> **THE EXERCISE**
Lines that include the word "высоким" are the ones to copy.

§ §

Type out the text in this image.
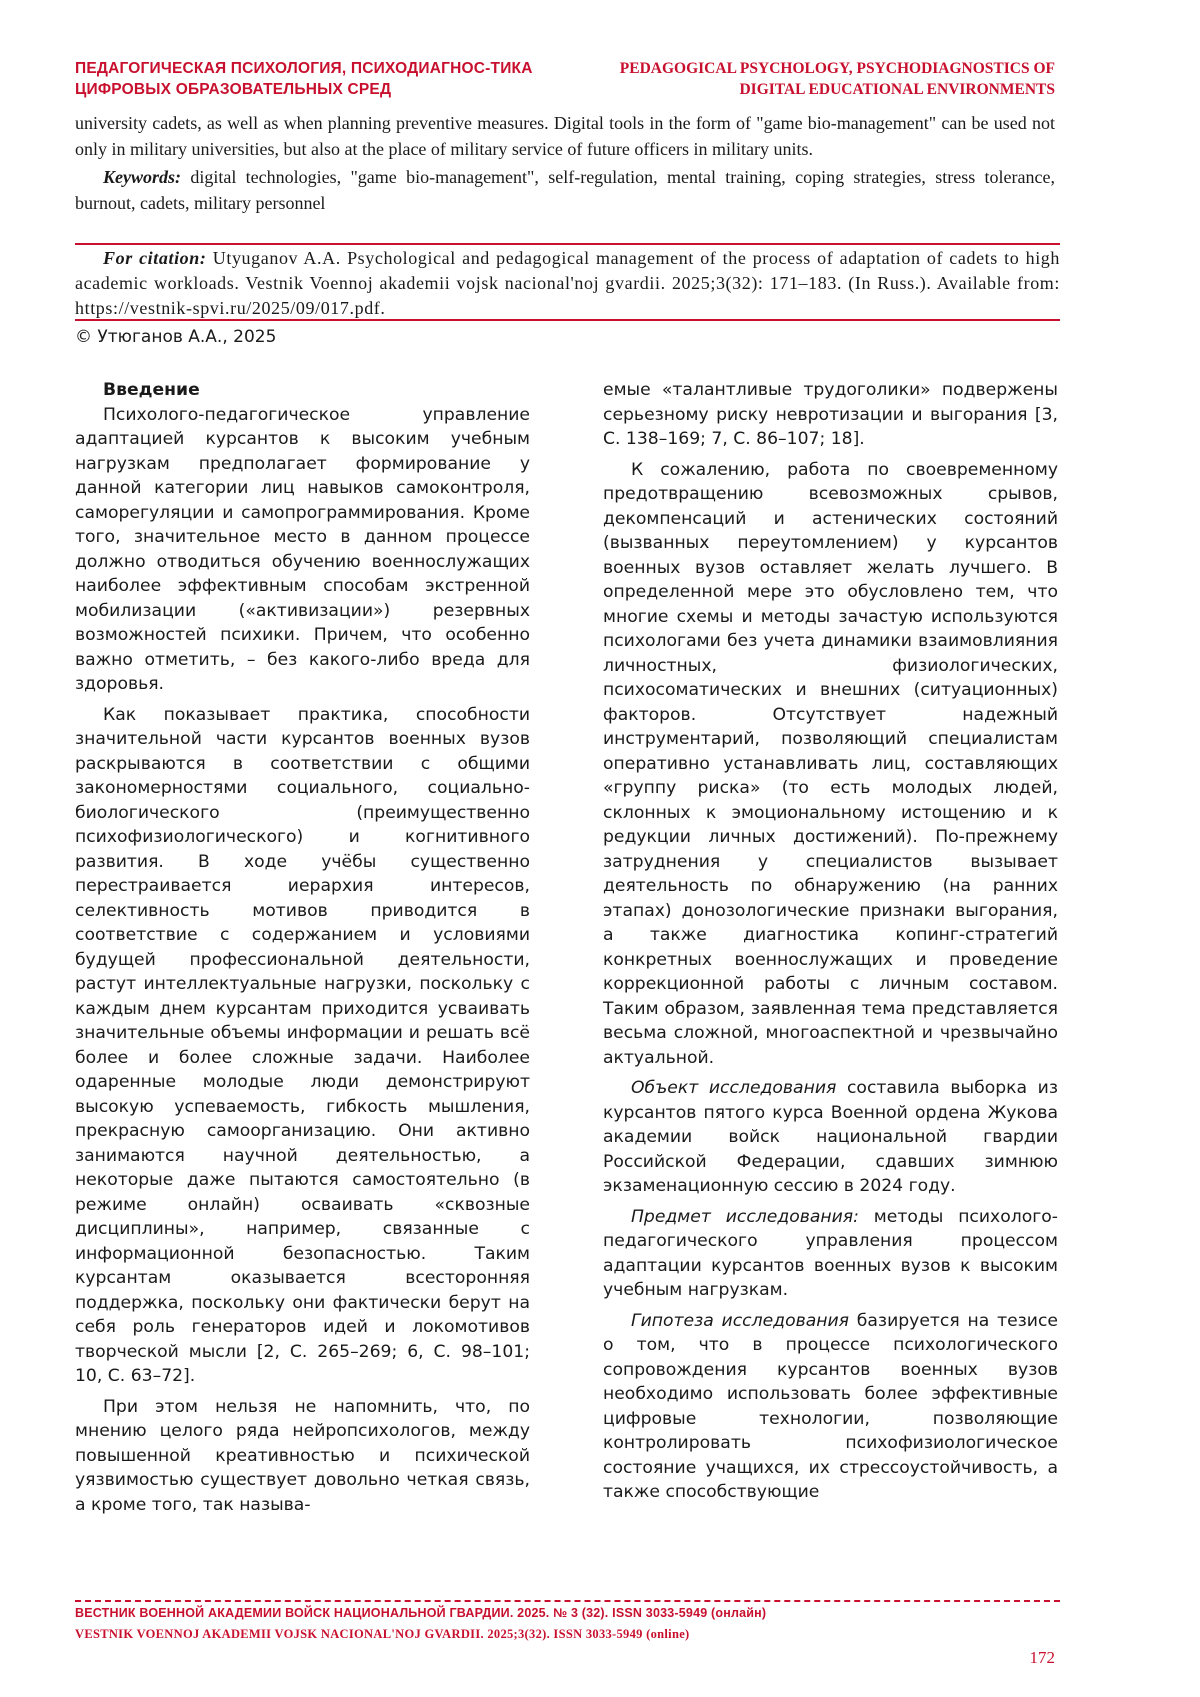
ПЕДАГОГИЧЕСКАЯ ПСИХОЛОГИЯ, ПСИХОДИАГНОС-ТИКА ЦИФРОВЫХ ОБРАЗОВАТЕЛЬНЫХ СРЕД
PEDAGOGICAL PSYCHOLOGY, PSYCHODIAGNOSTICS OF DIGITAL EDUCATIONAL ENVIRONMENTS

university cadets, as well as when planning preventive measures. Digital tools in the form of "game bio-management" can be used not only in military universities, but also at the place of military service of future officers in military units.

Keywords: digital technologies, "game bio-management", self-regulation, mental training, coping strategies, stress tolerance, burnout, cadets, military personnel

For citation: Utyuganov A.A. Psychological and pedagogical management of the process of adaptation of cadets to high academic workloads. Vestnik Voennoj akademii vojsk nacional'noj gvardii. 2025;3(32): 171–183. (In Russ.). Available from: https://vestnik-spvi.ru/2025/09/017.pdf.
© Утюганов А.А., 2025
Введение

Психолого-педагогическое управление адаптацией курсантов к высоким учебным нагрузкам предполагает формирование у данной категории лиц навыков самоконтроля, саморегуляции и самопрограммирования. Кроме того, значительное место в данном процессе должно отводиться обучению военнослужащих наиболее эффективным способам экстренной мобилизации («активизации») резервных возможностей психики. Причем, что особенно важно отметить, – без какого-либо вреда для здоровья.

Как показывает практика, способности значительной части курсантов военных вузов раскрываются в соответствии с общими закономерностями социального, социально-биологического (преимущественно психофизиологического) и когнитивного развития. В ходе учёбы существенно перестраивается иерархия интересов, селективность мотивов приводится в соответствие с содержанием и условиями будущей профессиональной деятельности, растут интеллектуальные нагрузки, поскольку с каждым днем курсантам приходится усваивать значительные объемы информации и решать всё более и более сложные задачи. Наиболее одаренные молодые люди демонстрируют высокую успеваемость, гибкость мышления, прекрасную самоорганизацию. Они активно занимаются научной деятельностью, а некоторые даже пытаются самостоятельно (в режиме онлайн) осваивать «сквозные дисциплины», например, связанные с информационной безопасностью. Таким курсантам оказывается всесторонняя поддержка, поскольку они фактически берут на себя роль генераторов идей и локомотивов творческой мысли [2, С. 265–269; 6, С. 98–101; 10, С. 63–72].

При этом нельзя не напомнить, что, по мнению целого ряда нейропсихологов, между повышенной креативностью и психической уязвимостью существует довольно четкая связь, а кроме того, так называ-

емые «талантливые трудоголики» подвержены серьезному риску невротизации и выгорания [3, С. 138–169; 7, С. 86–107; 18].

К сожалению, работа по своевременному предотвращению всевозможных срывов, декомпенсаций и астенических состояний (вызванных переутомлением) у курсантов военных вузов оставляет желать лучшего. В определенной мере это обусловлено тем, что многие схемы и методы зачастую используются психологами без учета динамики взаимовлияния личностных, физиологических, психосоматических и внешних (ситуационных) факторов. Отсутствует надежный инструментарий, позволяющий специалистам оперативно устанавливать лиц, составляющих «группу риска» (то есть молодых людей, склонных к эмоциональному истощению и к редукции личных достижений). По-прежнему затруднения у специалистов вызывает деятельность по обнаружению (на ранних этапах) донозологические признаки выгорания, а также диагностика копинг-стратегий конкретных военнослужащих и проведение коррекционной работы с личным составом. Таким образом, заявленная тема представляется весьма сложной, многоаспектной и чрезвычайно актуальной.

Объект исследования составила выборка из курсантов пятого курса Военной ордена Жукова академии войск национальной гвардии Российской Федерации, сдавших зимнюю экзаменационную сессию в 2024 году.

Предмет исследования: методы психолого-педагогического управления процессом адаптации курсантов военных вузов к высоким учебным нагрузкам.

Гипотеза исследования базируется на тезисе о том, что в процессе психологического сопровождения курсантов военных вузов необходимо использовать более эффективные цифровые технологии, позволяющие контролировать психофизиологическое состояние учащихся, их стрессоустойчивость, а также способствующие

ВЕСТНИК ВОЕННОЙ АКАДЕМИИ ВОЙСК НАЦИОНАЛЬНОЙ ГВАРДИИ. 2025. № 3 (32). ISSN 3033-5949 (онлайн)
VESTNIK VOENNOJ AKADEMII VOJSK NACIONAL'NOJ GVARDII. 2025;3(32). ISSN 3033-5949 (online)
172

§ §

> **SOLUTION BELOW**
Психолого-педагогическое управление адаптацией курсантов к высоким учебным нагрузкам предполагает формирование у данной категории лиц навыков самоконтроля, саморегуляции и самопрограммирования. Кроме того, значительное место в данном процессе должно отводиться обучению военнослужащих наиболее эффективным способам экстренной мобилизации («активизации») резервных возможностей психики. Причем, что особенно важно отметить, – без какого-либо вреда для здоровья.
Предмет исследования: методы психолого-педагогического управления процессом адаптации курсантов военных вузов к высоким учебным нагрузкам.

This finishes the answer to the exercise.